**TASK DIRECTIONS**
Will you extract the entries word for word? Images should not appear in the copy.

(Saved entries)
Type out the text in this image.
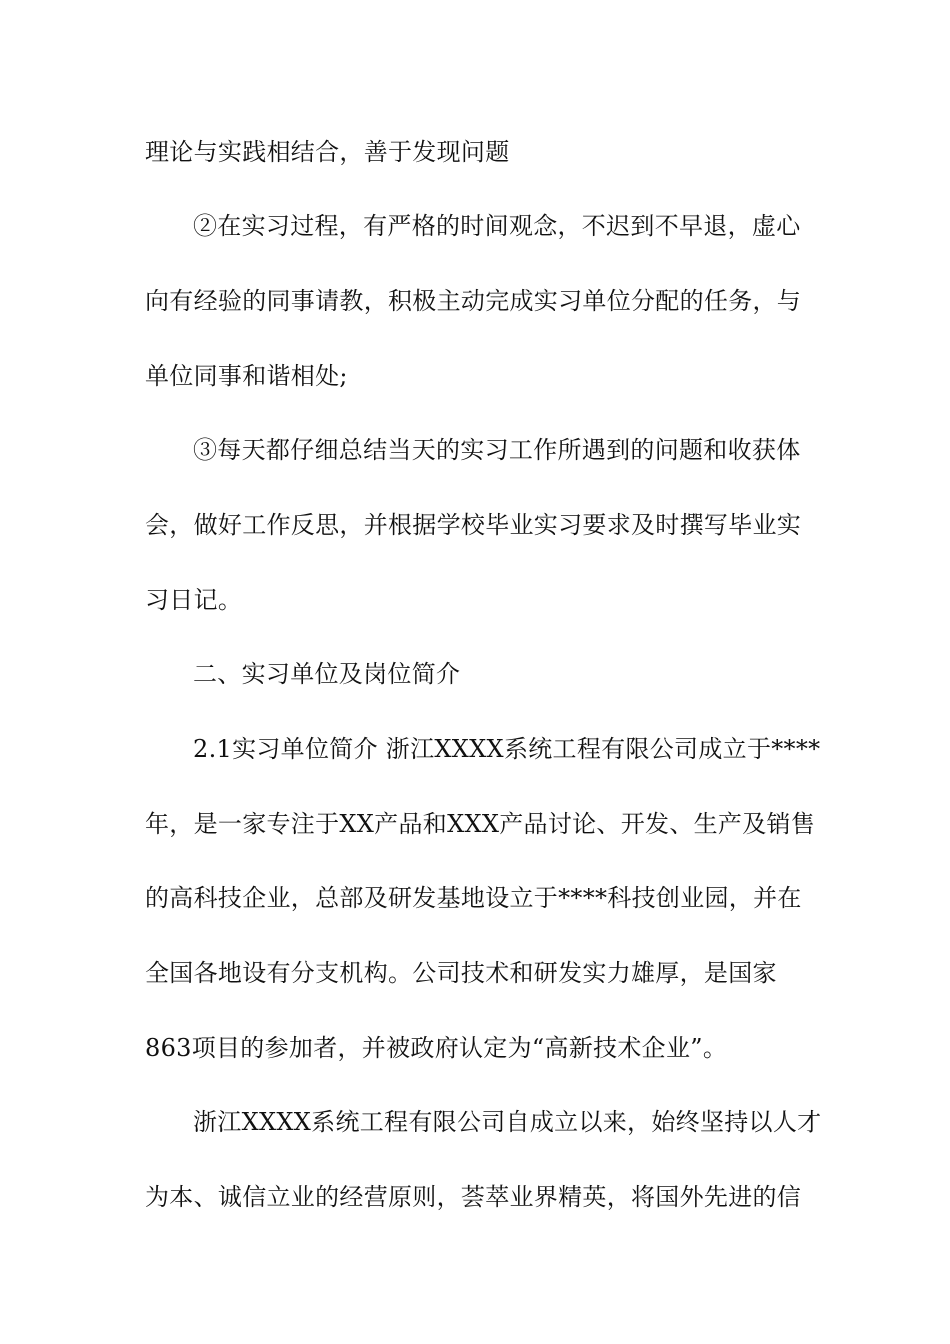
理论与实践相结合，善于发现问题
②在实习过程，有严格的时间观念，不迟到不早退，虚心
向有经验的同事请教，积极主动完成实习单位分配的任务，与
单位同事和谐相处;
③每天都仔细总结当天的实习工作所遇到的问题和收获体
会，做好工作反思，并根据学校毕业实习要求及时撰写毕业实
习日记。
二、实习单位及岗位简介
2.1实习单位简介 浙江XXXX系统工程有限公司成立于****
年，是一家专注于XX产品和XXX产品讨论、开发、生产及销售
的高科技企业，总部及研发基地设立于****科技创业园，并在
全国各地设有分支机构。公司技术和研发实力雄厚，是国家
863项目的参加者，并被政府认定为“高新技术企业”。
浙江XXXX系统工程有限公司自成立以来，始终坚持以人才
为本、诚信立业的经营原则，荟萃业界精英，将国外先进的信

**COMPLETED TASK**
Type out the text in this image.
理论与实践相结合，善于发现问题
②在实习过程，有严格的时间观念，不迟到不早退，虚心
向有经验的同事请教，积极主动完成实习单位分配的任务，与
单位同事和谐相处;
③每天都仔细总结当天的实习工作所遇到的问题和收获体
会，做好工作反思，并根据学校毕业实习要求及时撰写毕业实
习日记。
二、实习单位及岗位简介
2.1实习单位简介 浙江XXXX系统工程有限公司成立于****
年，是一家专注于XX产品和XXX产品讨论、开发、生产及销售
的高科技企业，总部及研发基地设立于****科技创业园，并在
全国各地设有分支机构。公司技术和研发实力雄厚，是国家
863项目的参加者，并被政府认定为“高新技术企业”。
浙江XXXX系统工程有限公司自成立以来，始终坚持以人才
为本、诚信立业的经营原则，荟萃业界精英，将国外先进的信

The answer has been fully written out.